===== Provided material =====

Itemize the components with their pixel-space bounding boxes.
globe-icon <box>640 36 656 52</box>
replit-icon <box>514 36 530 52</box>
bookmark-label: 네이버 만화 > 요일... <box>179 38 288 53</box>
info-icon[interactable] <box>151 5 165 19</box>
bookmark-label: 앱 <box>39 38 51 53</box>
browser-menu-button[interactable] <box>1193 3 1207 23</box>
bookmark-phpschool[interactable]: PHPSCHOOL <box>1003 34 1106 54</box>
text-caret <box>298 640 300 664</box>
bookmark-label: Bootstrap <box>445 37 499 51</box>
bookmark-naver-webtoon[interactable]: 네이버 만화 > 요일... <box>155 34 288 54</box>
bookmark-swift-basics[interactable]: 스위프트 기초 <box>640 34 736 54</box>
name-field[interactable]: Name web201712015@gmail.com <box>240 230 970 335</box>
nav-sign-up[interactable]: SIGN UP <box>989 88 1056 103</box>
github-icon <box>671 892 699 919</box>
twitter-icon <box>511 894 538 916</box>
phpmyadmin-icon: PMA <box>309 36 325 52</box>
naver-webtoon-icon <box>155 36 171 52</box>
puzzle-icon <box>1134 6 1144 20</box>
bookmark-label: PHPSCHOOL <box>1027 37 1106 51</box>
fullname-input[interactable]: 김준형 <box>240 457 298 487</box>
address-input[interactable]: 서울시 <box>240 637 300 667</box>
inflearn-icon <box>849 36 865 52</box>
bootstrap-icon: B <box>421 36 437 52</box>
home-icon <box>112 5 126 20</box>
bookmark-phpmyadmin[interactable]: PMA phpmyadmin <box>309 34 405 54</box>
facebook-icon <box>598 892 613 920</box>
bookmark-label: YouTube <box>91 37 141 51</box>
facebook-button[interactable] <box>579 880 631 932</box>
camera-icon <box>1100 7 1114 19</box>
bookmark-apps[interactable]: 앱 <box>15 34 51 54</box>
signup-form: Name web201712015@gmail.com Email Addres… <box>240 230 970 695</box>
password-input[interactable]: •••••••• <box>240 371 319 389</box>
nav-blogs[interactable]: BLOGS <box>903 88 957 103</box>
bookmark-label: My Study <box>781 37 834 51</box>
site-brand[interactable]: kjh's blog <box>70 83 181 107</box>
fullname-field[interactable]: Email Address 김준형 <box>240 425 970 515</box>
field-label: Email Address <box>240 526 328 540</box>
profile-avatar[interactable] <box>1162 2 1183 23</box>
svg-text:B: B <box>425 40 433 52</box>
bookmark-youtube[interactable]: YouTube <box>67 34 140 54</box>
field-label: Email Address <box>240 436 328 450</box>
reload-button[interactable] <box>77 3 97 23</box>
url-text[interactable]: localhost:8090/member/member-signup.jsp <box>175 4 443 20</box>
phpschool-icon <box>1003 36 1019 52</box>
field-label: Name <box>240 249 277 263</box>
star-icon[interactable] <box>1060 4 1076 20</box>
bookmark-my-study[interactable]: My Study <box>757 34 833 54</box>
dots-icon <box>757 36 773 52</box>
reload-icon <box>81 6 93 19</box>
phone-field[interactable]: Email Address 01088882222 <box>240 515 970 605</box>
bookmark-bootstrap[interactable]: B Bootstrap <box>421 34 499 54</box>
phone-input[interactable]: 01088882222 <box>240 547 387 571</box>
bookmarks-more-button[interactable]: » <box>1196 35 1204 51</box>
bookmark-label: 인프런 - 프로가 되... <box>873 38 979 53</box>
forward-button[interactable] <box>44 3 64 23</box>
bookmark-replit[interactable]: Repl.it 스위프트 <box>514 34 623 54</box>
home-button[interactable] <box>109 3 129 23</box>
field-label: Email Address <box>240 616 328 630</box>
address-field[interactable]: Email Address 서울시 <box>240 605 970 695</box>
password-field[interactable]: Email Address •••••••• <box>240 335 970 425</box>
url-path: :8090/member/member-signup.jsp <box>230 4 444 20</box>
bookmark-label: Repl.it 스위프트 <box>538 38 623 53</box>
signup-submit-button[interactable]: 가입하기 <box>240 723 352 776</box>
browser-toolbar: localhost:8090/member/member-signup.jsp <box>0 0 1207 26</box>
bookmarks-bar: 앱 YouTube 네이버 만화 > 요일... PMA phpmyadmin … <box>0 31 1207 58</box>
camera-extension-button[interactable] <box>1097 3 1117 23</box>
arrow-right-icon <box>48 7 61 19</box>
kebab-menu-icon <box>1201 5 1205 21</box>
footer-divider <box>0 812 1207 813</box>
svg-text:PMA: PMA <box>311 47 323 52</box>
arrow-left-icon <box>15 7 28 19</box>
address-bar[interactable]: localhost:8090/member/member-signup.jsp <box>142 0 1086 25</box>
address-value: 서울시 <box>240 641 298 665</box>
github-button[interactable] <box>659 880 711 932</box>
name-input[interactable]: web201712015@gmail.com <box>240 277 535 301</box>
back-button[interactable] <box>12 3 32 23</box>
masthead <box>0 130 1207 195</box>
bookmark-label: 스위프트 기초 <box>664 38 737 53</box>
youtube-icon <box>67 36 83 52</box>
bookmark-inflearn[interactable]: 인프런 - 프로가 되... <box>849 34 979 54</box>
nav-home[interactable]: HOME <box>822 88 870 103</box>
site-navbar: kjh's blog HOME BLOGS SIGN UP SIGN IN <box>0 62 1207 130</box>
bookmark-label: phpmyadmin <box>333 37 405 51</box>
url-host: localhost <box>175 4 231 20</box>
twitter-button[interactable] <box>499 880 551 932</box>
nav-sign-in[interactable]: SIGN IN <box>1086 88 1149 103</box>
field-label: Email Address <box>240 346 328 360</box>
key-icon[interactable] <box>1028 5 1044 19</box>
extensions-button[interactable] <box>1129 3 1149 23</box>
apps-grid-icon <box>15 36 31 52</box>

=====

Objective: From the listing above, pull out every line in which the string "replit" appears.

Full answer:
replit-icon <box>514 36 530 52</box>
bookmark-replit[interactable]: Repl.it 스위프트 <box>514 34 623 54</box>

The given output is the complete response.